> Dataset entries:
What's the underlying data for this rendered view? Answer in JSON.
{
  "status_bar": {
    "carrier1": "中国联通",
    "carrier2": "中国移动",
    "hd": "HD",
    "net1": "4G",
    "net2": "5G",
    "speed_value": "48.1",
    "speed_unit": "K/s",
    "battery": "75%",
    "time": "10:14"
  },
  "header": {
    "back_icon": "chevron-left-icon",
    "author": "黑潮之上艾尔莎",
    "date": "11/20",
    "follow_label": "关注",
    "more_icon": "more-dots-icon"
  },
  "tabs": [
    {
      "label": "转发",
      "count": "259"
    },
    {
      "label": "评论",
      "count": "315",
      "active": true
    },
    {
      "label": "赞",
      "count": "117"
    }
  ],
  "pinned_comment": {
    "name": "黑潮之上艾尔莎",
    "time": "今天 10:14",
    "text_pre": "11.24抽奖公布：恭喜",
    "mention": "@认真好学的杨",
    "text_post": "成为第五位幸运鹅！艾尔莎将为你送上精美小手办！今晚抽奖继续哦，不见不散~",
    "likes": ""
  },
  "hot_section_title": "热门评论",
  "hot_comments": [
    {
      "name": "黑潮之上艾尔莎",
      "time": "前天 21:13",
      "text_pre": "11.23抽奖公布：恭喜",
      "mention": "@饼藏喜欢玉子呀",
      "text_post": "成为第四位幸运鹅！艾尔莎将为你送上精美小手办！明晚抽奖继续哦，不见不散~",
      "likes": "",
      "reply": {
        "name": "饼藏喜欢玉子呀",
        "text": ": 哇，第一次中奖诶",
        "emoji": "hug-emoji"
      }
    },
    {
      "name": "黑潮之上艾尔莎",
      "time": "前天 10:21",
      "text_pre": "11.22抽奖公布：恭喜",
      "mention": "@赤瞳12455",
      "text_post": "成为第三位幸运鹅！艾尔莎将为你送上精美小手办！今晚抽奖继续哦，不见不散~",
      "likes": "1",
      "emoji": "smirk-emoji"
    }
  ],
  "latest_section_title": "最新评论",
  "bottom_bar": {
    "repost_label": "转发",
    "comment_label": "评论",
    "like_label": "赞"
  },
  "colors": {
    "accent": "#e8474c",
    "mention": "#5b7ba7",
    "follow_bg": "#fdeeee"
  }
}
* * *
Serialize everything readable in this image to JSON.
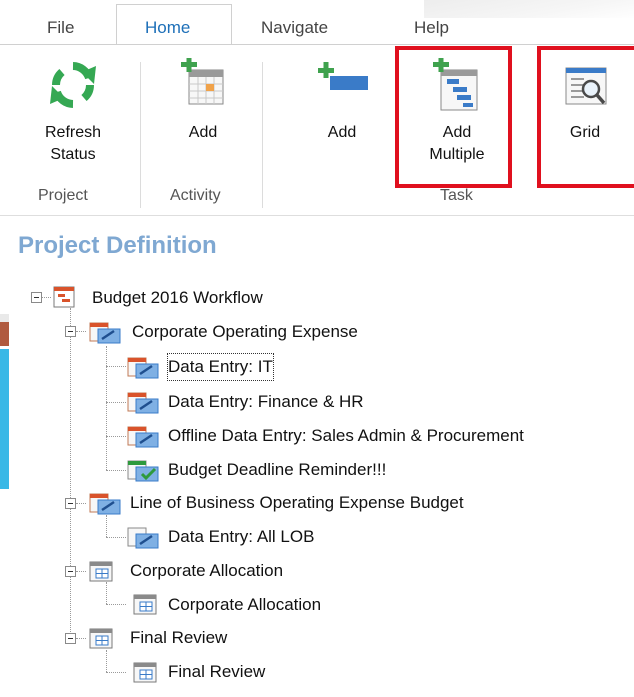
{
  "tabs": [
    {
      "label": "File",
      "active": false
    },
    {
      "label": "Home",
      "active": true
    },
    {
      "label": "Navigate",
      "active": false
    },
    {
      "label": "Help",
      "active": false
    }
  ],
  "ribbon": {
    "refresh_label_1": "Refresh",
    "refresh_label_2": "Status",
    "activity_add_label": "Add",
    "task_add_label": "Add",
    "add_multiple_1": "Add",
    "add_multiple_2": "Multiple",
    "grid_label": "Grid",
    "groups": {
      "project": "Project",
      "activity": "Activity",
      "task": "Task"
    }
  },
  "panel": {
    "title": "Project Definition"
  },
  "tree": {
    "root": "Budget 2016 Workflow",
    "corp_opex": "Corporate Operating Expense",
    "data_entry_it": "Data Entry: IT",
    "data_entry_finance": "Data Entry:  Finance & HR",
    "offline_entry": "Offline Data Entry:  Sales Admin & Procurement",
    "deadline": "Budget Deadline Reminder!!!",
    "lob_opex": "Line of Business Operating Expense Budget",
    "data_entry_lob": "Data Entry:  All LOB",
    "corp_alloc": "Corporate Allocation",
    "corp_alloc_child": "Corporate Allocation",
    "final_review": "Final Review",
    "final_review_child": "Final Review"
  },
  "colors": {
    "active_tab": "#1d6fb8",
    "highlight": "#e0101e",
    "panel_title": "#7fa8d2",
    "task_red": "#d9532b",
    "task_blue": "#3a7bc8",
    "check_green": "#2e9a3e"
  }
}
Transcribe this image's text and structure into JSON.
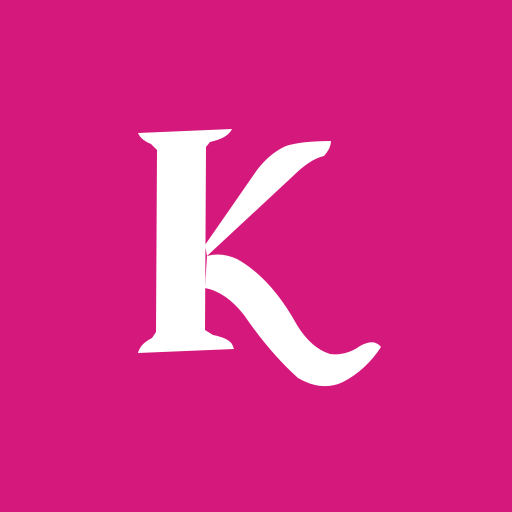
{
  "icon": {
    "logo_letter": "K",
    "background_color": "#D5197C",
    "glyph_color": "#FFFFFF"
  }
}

> Aim of the task: Going through the data, tally the lines containing "Final" and report only the result.

> Finished task: 2